* Begin Data shown *

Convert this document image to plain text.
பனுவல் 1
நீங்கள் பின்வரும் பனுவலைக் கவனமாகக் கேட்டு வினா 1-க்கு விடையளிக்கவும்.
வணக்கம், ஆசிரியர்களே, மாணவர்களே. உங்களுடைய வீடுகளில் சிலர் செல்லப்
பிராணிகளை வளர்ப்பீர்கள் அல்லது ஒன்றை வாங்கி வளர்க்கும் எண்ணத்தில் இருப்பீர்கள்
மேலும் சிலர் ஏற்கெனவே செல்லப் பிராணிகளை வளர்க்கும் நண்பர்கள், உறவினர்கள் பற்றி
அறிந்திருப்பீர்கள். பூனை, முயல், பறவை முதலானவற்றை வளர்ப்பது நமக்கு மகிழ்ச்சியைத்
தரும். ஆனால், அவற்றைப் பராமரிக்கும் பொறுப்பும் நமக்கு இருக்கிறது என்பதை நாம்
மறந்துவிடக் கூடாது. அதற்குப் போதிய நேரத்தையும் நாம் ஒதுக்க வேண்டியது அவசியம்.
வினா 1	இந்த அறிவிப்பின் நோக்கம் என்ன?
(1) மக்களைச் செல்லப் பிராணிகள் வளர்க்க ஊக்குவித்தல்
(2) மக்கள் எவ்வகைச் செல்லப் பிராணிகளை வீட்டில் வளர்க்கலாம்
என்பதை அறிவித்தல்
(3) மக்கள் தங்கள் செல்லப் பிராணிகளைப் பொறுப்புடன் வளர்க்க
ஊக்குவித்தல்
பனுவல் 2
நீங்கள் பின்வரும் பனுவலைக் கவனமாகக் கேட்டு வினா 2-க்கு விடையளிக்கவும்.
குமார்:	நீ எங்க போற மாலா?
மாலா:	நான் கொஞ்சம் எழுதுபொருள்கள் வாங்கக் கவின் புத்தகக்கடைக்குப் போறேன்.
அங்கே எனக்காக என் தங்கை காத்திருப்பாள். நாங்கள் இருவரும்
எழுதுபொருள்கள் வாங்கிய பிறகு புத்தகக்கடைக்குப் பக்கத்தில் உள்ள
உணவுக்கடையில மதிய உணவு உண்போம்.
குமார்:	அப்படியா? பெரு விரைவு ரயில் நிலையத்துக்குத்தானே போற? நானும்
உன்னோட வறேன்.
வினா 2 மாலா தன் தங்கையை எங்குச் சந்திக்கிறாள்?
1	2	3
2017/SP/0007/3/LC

* End Data shown *

Instructions for the task
Look through the records and gather every line containing "கவனம".

Completed task
நீங்கள் பின்வரும் பனுவலைக் கவனமாகக் கேட்டு வினா 1-க்கு விடையளிக்கவும்.
நீங்கள் பின்வரும் பனுவலைக் கவனமாகக் கேட்டு வினா 2-க்கு விடையளிக்கவும்.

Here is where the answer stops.